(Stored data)
....................

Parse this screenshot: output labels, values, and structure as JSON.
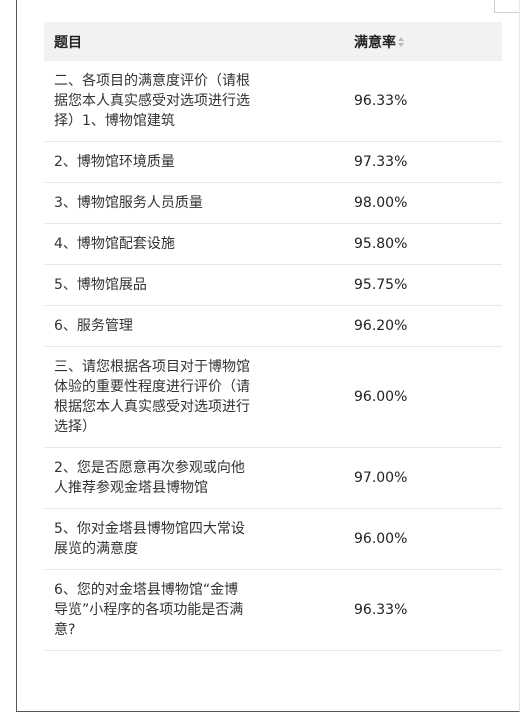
{
  "table": {
    "headers": {
      "question": "题目",
      "satisfaction": "满意率"
    },
    "rows": [
      {
        "question": "二、各项目的满意度评价（请根据您本人真实感受对选项进行选择）1、博物馆建筑",
        "rate": "96.33%"
      },
      {
        "question": "2、博物馆环境质量",
        "rate": "97.33%"
      },
      {
        "question": "3、博物馆服务人员质量",
        "rate": "98.00%"
      },
      {
        "question": "4、博物馆配套设施",
        "rate": "95.80%"
      },
      {
        "question": "5、博物馆展品",
        "rate": "95.75%"
      },
      {
        "question": "6、服务管理",
        "rate": "96.20%"
      },
      {
        "question": "三、请您根据各项目对于博物馆体验的重要性程度进行评价（请根据您本人真实感受对选项进行选择）",
        "rate": "96.00%"
      },
      {
        "question": "2、您是否愿意再次参观或向他人推荐参观金塔县博物馆",
        "rate": "97.00%"
      },
      {
        "question": "5、你对金塔县博物馆四大常设展览的满意度",
        "rate": "96.00%"
      },
      {
        "question": "6、您的对金塔县博物馆“金博导览”小程序的各项功能是否满意?",
        "rate": "96.33%"
      }
    ]
  },
  "icons": {
    "sort": "sort-arrows-icon"
  }
}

....................

• WHAT YOU SHOULD DO:
Copy each line of the records containing the string "rate".

• OUTPUT FOR THIS EXERCISE:
        "rate": "96.33%"
        "rate": "97.33%"
        "rate": "98.00%"
        "rate": "95.80%"
        "rate": "95.75%"
        "rate": "96.20%"
        "rate": "96.00%"
        "rate": "97.00%"
        "rate": "96.00%"
        "rate": "96.33%"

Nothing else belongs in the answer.